Llywydd, I thank Mick Antoniw for those comments. He's right, of course: it is not just the Welsh and, indeed, the Scottish Governments who are frustrated by our inability to get responses out of the UK Government. The House of Commons Public Administration and Constitutional Affairs Committee called for a clear statement from the UK Government on its policy for the union, and in September last year, 2018, the UK Government committed to producing such a statement, and they and we are still waiting for it.
I completely agree with what Mick Antoniw said that there's a real richness of debate and contribution to be found in reports both of committees here and in the House of Commons, and indeed in the House of Lords. A great deal of interesting stuff written there, and we are all struggling in a way to get purchase on a UK Government, as I often think of it, overwhelmed by Brexit and just unable to find any space—thinking space, time space, political, capital space—to grapple with the issues that we've been talking about this afternoon.
Mick said, 'How can we make change happen?' Well, I'm afraid that the question might be slightly different to that. Change is going to happen. Change is happening all around us. Leaving the European Union introduces enormous amounts of change. It's not how change should happen in the sense of, 'Should there be change?', but, 'How do we get a grip of change so that we are in charge of change, rather than being driven along by it and faced by its consequences without having made the necessary effort to make the change happen in the way that we have talked about in different ways across the Chamber?'
The Speaker's conference idea is, of course, a very interesting one. It started its work exactly 100 years ago this autumn. When the proposition of a Speaker's conference on devolution was voted for on the floor of the House of Commons, Wales was the only part of the United Kingdom where not a single Welsh Member voted against setting up that Speaker's conference. And as some Members here will know, when it reported, it advocated a strictly federal approach to the United Kingdom and even solved the English question in its own time as well. So, the precedent in terms of the effectiveness of the conference is not great, but in terms of some of the richness of its debate, it is worth revisiting, and I'm agnostic about how to get the conversation going. We suggested a constitutional convention. If a Speaker's conference could be got off the ground in a different way and could do the sort of engagement that we've talked about, I'd have no trouble with that at all.
I must say, First Minister, that I feel a very deep emotional attachment to Britishness and to Welshness, and I do believe the union is much more than a constitutional arrangement. So, that's the first remark I'd make about the attitude you're taking to undoubtedly needed constitutional reform.

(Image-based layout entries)
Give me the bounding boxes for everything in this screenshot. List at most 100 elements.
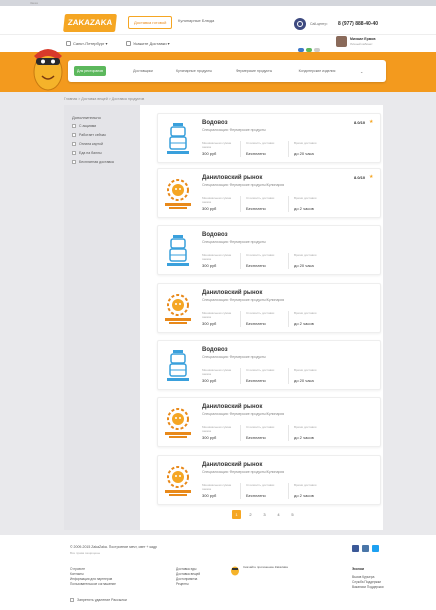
chevron-down-icon[interactable]: ⌄ xyxy=(360,69,363,74)
delivery-value: Бесплатно xyxy=(246,206,266,211)
vendor-name[interactable]: Водовоз xyxy=(202,232,228,238)
category-culinary[interactable]: Кулинарные продукты xyxy=(166,66,222,76)
footer-link[interactable]: Информация для партнеров xyxy=(70,577,112,581)
address-label: Укажите Доставки xyxy=(133,41,167,46)
filter-label: Оплата картой xyxy=(79,142,103,146)
category-farm[interactable]: Фермерские продукты xyxy=(226,66,282,76)
min-order-value: 300 руб xyxy=(202,206,217,211)
category-restaurants[interactable]: Для ресторанов xyxy=(74,66,106,76)
city-selector[interactable]: Санкт-Петербург ▾ xyxy=(66,41,108,47)
footer-link[interactable]: Вызов Курьера xyxy=(352,575,374,579)
filter-open-now[interactable]: Работает сейчас xyxy=(72,133,106,138)
page-button[interactable]: 5 xyxy=(288,510,297,519)
vendor-name[interactable]: Водовоз xyxy=(202,120,228,126)
subscribe-checkbox[interactable]: Запретить удаление Рассылки xyxy=(70,598,127,603)
delivery-label: Стоимость доставки xyxy=(246,483,275,487)
footer-link[interactable]: Вакансии Поддержки xyxy=(352,585,384,589)
divider xyxy=(288,483,289,499)
user-cabinet-link[interactable]: Личный кабинет xyxy=(350,42,373,46)
mascot-icon xyxy=(33,49,63,91)
checkbox[interactable] xyxy=(72,124,76,129)
category-couriers[interactable]: Доставщики xyxy=(124,66,162,76)
app-store-icon[interactable] xyxy=(230,564,240,576)
footer-link[interactable]: Пользовательское соглашение xyxy=(70,582,116,586)
divider xyxy=(288,368,289,384)
checkbox[interactable] xyxy=(72,133,76,138)
page-button[interactable]: 3 xyxy=(260,510,269,519)
filter-card-payment[interactable]: Оплата картой xyxy=(72,142,103,147)
site-logo[interactable]: ZAKAZAKA xyxy=(63,14,117,32)
min-order-label: Минимальная сумма заказа xyxy=(202,311,232,319)
category-confectionery[interactable]: Кондитерские изделия xyxy=(286,66,348,76)
checkbox[interactable] xyxy=(72,142,76,147)
rating: 8.0/10 xyxy=(354,120,366,125)
vendor-card[interactable]: Даниловский рынок Специализация: Фермерск… xyxy=(157,455,381,505)
filter-points[interactable]: Еда на баллы xyxy=(72,151,102,156)
min-order-value: 300 руб xyxy=(202,151,217,156)
vendor-name[interactable]: Даниловский рынок xyxy=(202,404,262,410)
rating: 8.0/10 xyxy=(354,175,366,180)
app-download-text[interactable]: Скачайте приложение Zakazaka xyxy=(243,565,288,569)
filter-free-delivery[interactable]: Бесплатная доставка xyxy=(72,160,114,165)
time-label: Время доставки xyxy=(294,196,317,200)
subscribe-label: Запретить удаление Рассылки xyxy=(77,598,127,602)
time-value: до 2 часов xyxy=(294,206,314,211)
divider xyxy=(288,425,289,441)
footer-link[interactable]: Доставка еды xyxy=(176,567,196,571)
footer-link[interactable]: Рецепты xyxy=(176,582,189,586)
checkbox[interactable] xyxy=(70,598,74,603)
tab-ready-delivery[interactable]: Доставка готовой xyxy=(128,16,173,29)
footer-link[interactable]: Доставка вещей xyxy=(176,572,200,576)
time-label: Время доставки xyxy=(294,368,317,372)
checkbox[interactable] xyxy=(72,160,76,165)
copyright-sub: Все права защищены xyxy=(70,551,101,555)
footer-link[interactable]: О проекте xyxy=(70,567,85,571)
time-value: до 20 часа xyxy=(294,378,314,383)
delivery-value: Бесплатно xyxy=(246,435,266,440)
vendor-card[interactable]: Даниловский рынок Специализация: Фермерск… xyxy=(157,283,381,333)
search-icon[interactable] xyxy=(294,18,306,30)
footer-link[interactable]: Контакты xyxy=(70,572,84,576)
delivery-label: Стоимость доставки xyxy=(246,425,275,429)
vendor-card[interactable]: Водовоз Специализация: Фермерские продукт… xyxy=(157,340,381,390)
checkbox[interactable] xyxy=(72,151,76,156)
time-value: до 2 часов xyxy=(294,321,314,326)
vendor-name[interactable]: Даниловский рынок xyxy=(202,175,262,181)
footer-right-title: Эконом xyxy=(352,567,364,571)
breadcrumb[interactable]: Главная > Доставка вещей > Доставка прод… xyxy=(64,97,144,101)
vendor-card[interactable]: Водовоз Специализация: Фермерские продукт… xyxy=(157,113,381,163)
footer-link[interactable]: Служба Поддержки xyxy=(352,580,381,584)
tab-culinary[interactable]: Кулинарные Блюда xyxy=(178,18,214,23)
page-button[interactable]: 2 xyxy=(246,510,255,519)
vendor-name[interactable]: Водовоз xyxy=(202,347,228,353)
vendor-specialization: Специализация: Фермерские продукты/Кулин… xyxy=(202,470,285,474)
delivery-label: Стоимость доставки xyxy=(246,253,275,257)
vk-icon[interactable] xyxy=(362,545,369,552)
vendor-name[interactable]: Даниловский рынок xyxy=(202,290,262,296)
water-logo-icon xyxy=(167,350,189,381)
phone-number[interactable]: 8 (977) 888-40-40 xyxy=(338,21,378,27)
facebook-icon[interactable] xyxy=(352,545,359,552)
market-logo-icon xyxy=(165,408,191,438)
water-logo-icon xyxy=(167,123,189,154)
twitter-icon[interactable] xyxy=(372,545,379,552)
vendor-name[interactable]: Даниловский рынок xyxy=(202,462,262,468)
min-order-value: 300 руб xyxy=(202,378,217,383)
home-icon xyxy=(126,41,131,47)
address-selector[interactable]: Укажите Доставки ▾ xyxy=(126,41,170,47)
footer-link[interactable]: Достопримеча xyxy=(176,577,197,581)
vendor-card[interactable]: Даниловский рынок Специализация: Фермерск… xyxy=(157,397,381,447)
time-label: Время доставки xyxy=(294,425,317,429)
avatar[interactable] xyxy=(336,36,347,47)
page-button[interactable]: 1 xyxy=(232,510,241,519)
divider xyxy=(240,141,241,157)
user-name[interactable]: Михаил Ермов xyxy=(350,37,376,41)
filter-promo[interactable]: С акциями xyxy=(72,124,96,129)
page-button[interactable]: 4 xyxy=(274,510,283,519)
delivery-value: Бесплатно xyxy=(246,493,266,498)
vendor-card[interactable]: Водовоз Специализация: Фермерские продукт… xyxy=(157,225,381,275)
min-order-value: 300 руб xyxy=(202,435,217,440)
min-order-label: Минимальная сумма заказа xyxy=(202,483,232,491)
min-order-value: 300 руб xyxy=(202,493,217,498)
vendor-card[interactable]: Даниловский рынок Специализация: Фермерск… xyxy=(157,168,381,218)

REQUIREMENTS - Duplicate the portion of the debate passage above from "I must say, First" up to and including "needed constitutional reform.".

WORKED SOLUTION -
I must say, First Minister, that I feel a very deep emotional attachment to Britishness and to Welshness, and I do believe the union is much more than a constitutional arrangement. So, that's the first remark I'd make about the attitude you're taking to undoubtedly needed constitutional reform.